====== Given data
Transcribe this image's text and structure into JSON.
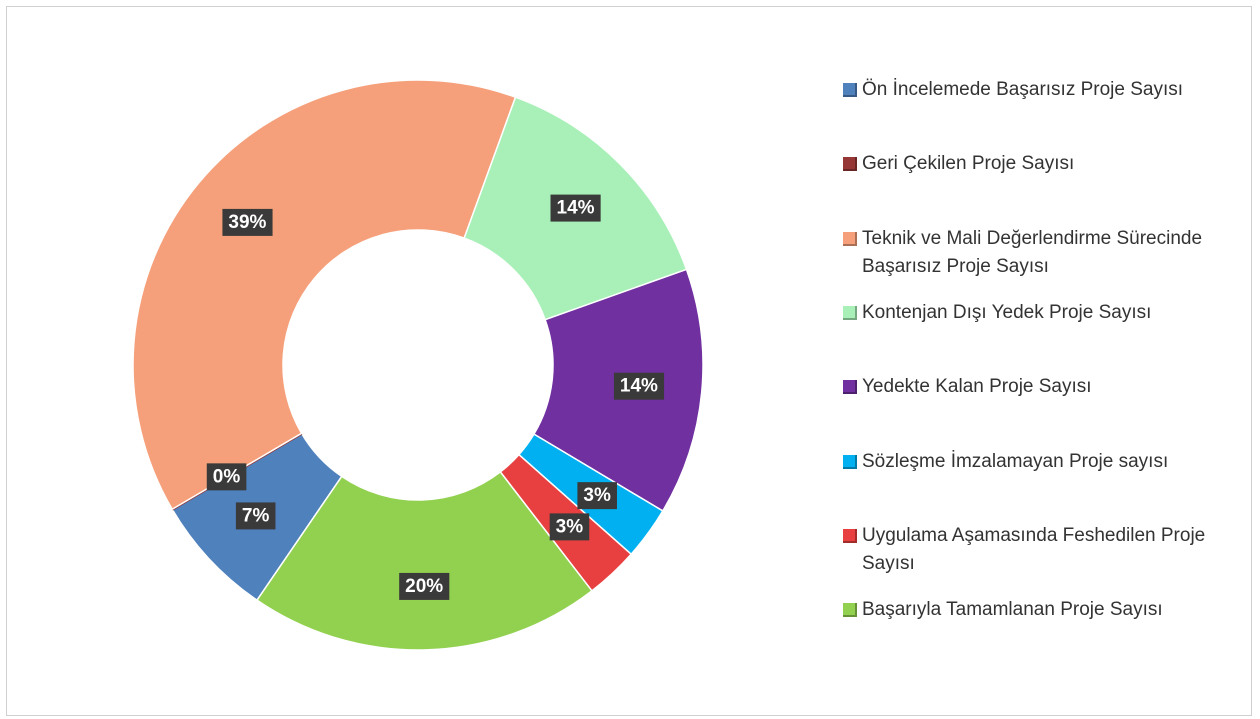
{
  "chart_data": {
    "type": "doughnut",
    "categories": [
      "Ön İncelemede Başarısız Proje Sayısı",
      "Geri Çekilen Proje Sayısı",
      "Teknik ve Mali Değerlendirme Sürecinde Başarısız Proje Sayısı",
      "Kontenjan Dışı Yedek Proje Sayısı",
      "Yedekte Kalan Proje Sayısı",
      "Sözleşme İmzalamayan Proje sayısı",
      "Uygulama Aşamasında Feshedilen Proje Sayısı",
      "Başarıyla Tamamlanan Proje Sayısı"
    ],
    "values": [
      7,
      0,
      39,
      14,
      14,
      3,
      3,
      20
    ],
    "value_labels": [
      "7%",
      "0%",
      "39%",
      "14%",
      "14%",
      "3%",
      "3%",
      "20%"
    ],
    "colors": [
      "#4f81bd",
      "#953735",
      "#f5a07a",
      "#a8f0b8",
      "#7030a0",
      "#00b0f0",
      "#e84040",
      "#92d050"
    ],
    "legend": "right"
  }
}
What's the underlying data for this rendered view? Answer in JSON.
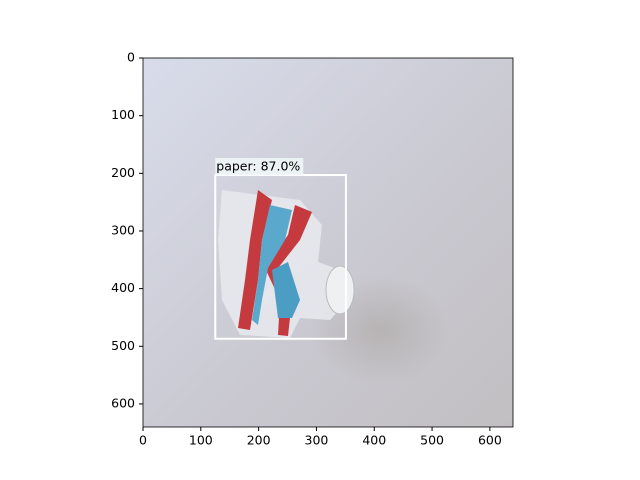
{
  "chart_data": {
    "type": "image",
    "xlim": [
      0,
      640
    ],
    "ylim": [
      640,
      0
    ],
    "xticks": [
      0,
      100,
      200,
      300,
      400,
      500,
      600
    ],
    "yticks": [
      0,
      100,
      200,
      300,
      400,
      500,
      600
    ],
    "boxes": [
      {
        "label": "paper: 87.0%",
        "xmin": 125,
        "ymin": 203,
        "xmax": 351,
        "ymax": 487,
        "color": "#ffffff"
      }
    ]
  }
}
============
## What you will do:
Repeat all of the data above word for word, minus the pictures.

## Exercise output:
Transcribe this image's text and structure into JSON.
{
  "chart_data": {
    "type": "doughnut",
    "categories": [
      "Ön İncelemede Başarısız Proje Sayısı",
      "Geri Çekilen Proje Sayısı",
      "Teknik ve Mali Değerlendirme Sürecinde Başarısız Proje Sayısı",
      "Kontenjan Dışı Yedek Proje Sayısı",
      "Yedekte Kalan Proje Sayısı",
      "Sözleşme İmzalamayan Proje sayısı",
      "Uygulama Aşamasında Feshedilen Proje Sayısı",
      "Başarıyla Tamamlanan Proje Sayısı"
    ],
    "values": [
      7,
      0,
      39,
      14,
      14,
      3,
      3,
      20
    ],
    "value_labels": [
      "7%",
      "0%",
      "39%",
      "14%",
      "14%",
      "3%",
      "3%",
      "20%"
    ],
    "colors": [
      "#4f81bd",
      "#953735",
      "#f5a07a",
      "#a8f0b8",
      "#7030a0",
      "#00b0f0",
      "#e84040",
      "#92d050"
    ],
    "legend": "right"
  }
}
What's the underlying data for this rendered view? Answer in JSON.
{
  "chart_data": {
    "type": "image",
    "xlim": [
      0,
      640
    ],
    "ylim": [
      640,
      0
    ],
    "xticks": [
      0,
      100,
      200,
      300,
      400,
      500,
      600
    ],
    "yticks": [
      0,
      100,
      200,
      300,
      400,
      500,
      600
    ],
    "boxes": [
      {
        "label": "paper: 87.0%",
        "xmin": 125,
        "ymin": 203,
        "xmax": 351,
        "ymax": 487,
        "color": "#ffffff"
      }
    ]
  }
}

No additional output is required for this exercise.